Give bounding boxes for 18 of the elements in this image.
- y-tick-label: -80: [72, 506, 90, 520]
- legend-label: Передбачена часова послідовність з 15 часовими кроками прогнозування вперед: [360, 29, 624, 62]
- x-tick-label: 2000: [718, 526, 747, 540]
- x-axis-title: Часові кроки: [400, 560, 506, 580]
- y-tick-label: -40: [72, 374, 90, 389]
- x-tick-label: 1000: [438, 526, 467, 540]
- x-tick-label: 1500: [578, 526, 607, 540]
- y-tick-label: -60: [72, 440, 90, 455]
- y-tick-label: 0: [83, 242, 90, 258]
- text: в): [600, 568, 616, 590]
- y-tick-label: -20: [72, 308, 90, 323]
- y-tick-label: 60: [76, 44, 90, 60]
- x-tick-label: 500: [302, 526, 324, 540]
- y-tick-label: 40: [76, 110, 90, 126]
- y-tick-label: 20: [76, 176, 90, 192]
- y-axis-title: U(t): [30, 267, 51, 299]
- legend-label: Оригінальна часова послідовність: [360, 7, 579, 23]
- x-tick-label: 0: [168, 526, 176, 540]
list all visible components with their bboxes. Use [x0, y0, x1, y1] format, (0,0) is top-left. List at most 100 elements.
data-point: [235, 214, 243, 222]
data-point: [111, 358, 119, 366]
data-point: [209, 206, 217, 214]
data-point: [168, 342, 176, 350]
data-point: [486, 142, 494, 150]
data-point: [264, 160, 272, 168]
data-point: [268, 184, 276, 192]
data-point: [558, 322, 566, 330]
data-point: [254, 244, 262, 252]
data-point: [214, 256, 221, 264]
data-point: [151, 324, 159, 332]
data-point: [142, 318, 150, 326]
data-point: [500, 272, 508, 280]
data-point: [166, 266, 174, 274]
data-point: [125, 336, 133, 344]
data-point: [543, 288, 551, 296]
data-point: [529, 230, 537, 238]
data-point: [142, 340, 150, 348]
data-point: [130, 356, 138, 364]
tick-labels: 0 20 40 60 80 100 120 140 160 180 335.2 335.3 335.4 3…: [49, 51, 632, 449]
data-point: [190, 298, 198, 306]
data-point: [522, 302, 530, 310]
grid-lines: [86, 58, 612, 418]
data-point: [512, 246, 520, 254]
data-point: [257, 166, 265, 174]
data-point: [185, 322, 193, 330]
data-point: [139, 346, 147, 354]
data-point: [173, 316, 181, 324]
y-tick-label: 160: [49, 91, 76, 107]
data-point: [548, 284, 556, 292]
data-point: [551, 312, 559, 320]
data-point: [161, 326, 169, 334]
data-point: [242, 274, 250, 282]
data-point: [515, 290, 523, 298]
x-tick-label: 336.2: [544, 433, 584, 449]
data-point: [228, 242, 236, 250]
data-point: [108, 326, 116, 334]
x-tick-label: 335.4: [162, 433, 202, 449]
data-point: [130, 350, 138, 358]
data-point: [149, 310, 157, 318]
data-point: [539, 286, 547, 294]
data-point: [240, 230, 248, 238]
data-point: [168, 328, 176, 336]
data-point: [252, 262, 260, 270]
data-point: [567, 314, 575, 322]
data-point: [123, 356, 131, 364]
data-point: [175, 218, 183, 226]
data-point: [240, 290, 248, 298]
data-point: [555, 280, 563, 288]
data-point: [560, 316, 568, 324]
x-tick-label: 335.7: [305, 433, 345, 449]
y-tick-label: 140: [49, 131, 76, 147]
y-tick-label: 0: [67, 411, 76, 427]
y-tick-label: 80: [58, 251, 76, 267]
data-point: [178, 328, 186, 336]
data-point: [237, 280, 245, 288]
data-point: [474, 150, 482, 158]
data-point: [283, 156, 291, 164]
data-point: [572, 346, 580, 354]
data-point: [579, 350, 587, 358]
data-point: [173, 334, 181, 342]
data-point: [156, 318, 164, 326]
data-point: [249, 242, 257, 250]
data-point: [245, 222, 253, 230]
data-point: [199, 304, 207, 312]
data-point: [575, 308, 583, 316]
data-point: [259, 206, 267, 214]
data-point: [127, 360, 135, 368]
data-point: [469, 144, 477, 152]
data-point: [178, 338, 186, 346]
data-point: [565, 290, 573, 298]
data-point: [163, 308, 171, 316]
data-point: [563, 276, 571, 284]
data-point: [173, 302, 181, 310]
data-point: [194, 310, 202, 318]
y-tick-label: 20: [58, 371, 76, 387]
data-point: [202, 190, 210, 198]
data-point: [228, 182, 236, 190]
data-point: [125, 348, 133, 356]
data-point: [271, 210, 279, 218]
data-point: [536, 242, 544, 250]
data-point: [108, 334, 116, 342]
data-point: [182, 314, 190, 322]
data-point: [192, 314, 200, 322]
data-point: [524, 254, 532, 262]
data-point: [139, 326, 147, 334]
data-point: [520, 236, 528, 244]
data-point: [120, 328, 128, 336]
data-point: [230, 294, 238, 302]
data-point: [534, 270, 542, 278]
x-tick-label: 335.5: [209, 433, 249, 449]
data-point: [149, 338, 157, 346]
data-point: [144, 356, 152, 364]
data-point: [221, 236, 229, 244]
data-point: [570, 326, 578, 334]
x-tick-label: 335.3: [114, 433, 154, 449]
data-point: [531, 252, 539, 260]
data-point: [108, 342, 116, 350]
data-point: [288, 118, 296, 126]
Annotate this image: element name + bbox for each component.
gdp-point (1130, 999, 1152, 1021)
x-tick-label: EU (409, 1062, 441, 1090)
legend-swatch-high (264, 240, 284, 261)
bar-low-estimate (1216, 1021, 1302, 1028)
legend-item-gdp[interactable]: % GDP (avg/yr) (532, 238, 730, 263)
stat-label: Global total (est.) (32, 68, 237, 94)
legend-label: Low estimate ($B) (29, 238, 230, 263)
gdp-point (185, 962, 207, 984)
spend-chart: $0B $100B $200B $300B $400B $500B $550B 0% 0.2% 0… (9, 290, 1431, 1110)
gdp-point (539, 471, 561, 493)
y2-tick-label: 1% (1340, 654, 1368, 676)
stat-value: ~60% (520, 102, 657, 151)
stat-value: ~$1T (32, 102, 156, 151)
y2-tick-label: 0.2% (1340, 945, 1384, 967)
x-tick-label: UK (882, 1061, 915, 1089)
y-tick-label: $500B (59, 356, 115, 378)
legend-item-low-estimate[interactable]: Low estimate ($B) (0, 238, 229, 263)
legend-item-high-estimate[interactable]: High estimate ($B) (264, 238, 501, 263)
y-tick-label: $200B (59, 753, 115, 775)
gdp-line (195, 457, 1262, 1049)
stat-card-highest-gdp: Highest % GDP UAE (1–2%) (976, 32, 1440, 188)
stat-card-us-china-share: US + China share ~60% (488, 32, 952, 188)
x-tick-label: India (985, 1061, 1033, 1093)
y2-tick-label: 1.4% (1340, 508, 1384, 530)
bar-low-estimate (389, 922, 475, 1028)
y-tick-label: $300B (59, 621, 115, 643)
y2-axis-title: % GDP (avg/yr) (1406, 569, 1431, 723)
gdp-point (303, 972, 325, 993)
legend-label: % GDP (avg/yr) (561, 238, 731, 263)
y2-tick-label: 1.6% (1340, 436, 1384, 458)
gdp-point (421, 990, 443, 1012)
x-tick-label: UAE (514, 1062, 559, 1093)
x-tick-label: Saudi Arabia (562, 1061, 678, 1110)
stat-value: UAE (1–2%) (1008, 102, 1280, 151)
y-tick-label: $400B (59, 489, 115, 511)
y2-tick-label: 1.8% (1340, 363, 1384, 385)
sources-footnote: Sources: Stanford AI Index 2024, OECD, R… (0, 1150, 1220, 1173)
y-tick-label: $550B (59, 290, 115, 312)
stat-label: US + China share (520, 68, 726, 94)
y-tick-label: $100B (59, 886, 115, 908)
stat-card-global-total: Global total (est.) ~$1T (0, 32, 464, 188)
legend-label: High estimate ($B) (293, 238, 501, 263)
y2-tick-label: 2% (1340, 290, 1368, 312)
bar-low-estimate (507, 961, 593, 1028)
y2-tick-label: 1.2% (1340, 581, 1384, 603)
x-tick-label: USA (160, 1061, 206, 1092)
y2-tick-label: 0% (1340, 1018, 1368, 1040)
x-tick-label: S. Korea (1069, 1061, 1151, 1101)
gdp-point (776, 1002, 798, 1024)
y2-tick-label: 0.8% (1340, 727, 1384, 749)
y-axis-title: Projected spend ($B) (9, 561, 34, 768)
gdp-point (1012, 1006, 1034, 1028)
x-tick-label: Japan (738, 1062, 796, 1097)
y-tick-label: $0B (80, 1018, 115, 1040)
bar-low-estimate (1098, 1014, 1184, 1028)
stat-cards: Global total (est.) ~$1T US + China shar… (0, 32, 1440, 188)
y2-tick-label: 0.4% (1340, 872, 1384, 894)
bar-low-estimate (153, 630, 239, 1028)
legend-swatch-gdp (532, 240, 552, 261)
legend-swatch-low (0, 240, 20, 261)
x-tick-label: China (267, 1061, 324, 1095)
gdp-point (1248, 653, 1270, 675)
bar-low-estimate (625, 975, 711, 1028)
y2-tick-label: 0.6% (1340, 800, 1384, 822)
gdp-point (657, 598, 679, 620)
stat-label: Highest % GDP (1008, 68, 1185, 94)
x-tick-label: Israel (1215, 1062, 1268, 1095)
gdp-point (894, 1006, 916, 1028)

__Your instructions__:
List everything from the start of the material down to the line containing "data-point: [529, 230, 537, 238]", both ends included, as a numbered list with blank lines left out.

__Final answer__:
1. Give bounding boxes for 18 of the elements in this image.
2. - y-tick-label: -80: [72, 506, 90, 520]
3. - legend-label: Передбачена часова послідовність з 15 часовими кроками прогнозування вперед: [360, 29, 624, 62]
4. - x-tick-label: 2000: [718, 526, 747, 540]
5. - x-axis-title: Часові кроки: [400, 560, 506, 580]
6. - y-tick-label: -40: [72, 374, 90, 389]
7. - x-tick-label: 1000: [438, 526, 467, 540]
8. - x-tick-label: 1500: [578, 526, 607, 540]
9. - y-tick-label: -60: [72, 440, 90, 455]
10. - y-tick-label: 0: [83, 242, 90, 258]
11. - text: в): [600, 568, 616, 590]
12. - y-tick-label: -20: [72, 308, 90, 323]
13. - y-tick-label: 60: [76, 44, 90, 60]
14. - x-tick-label: 500: [302, 526, 324, 540]
15. - y-tick-label: 40: [76, 110, 90, 126]
16. - y-tick-label: 20: [76, 176, 90, 192]
17. - y-axis-title: U(t): [30, 267, 51, 299]
18. - legend-label: Оригінальна часова послідовність: [360, 7, 579, 23]
19. - x-tick-label: 0: [168, 526, 176, 540]
20. list all visible components with their bboxes. Use [x0, y0, x1, y1] format, (0,0) is top-left. List at most 100 elements.
21. data-point: [235, 214, 243, 222]
22. data-point: [111, 358, 119, 366]
23. data-point: [209, 206, 217, 214]
24. data-point: [168, 342, 176, 350]
25. data-point: [486, 142, 494, 150]
26. data-point: [264, 160, 272, 168]
27. data-point: [268, 184, 276, 192]
28. data-point: [558, 322, 566, 330]
29. data-point: [254, 244, 262, 252]
30. data-point: [214, 256, 221, 264]
31. data-point: [151, 324, 159, 332]
32. data-point: [142, 318, 150, 326]
33. data-point: [500, 272, 508, 280]
34. data-point: [166, 266, 174, 274]
35. data-point: [125, 336, 133, 344]
36. data-point: [543, 288, 551, 296]
37. data-point: [529, 230, 537, 238]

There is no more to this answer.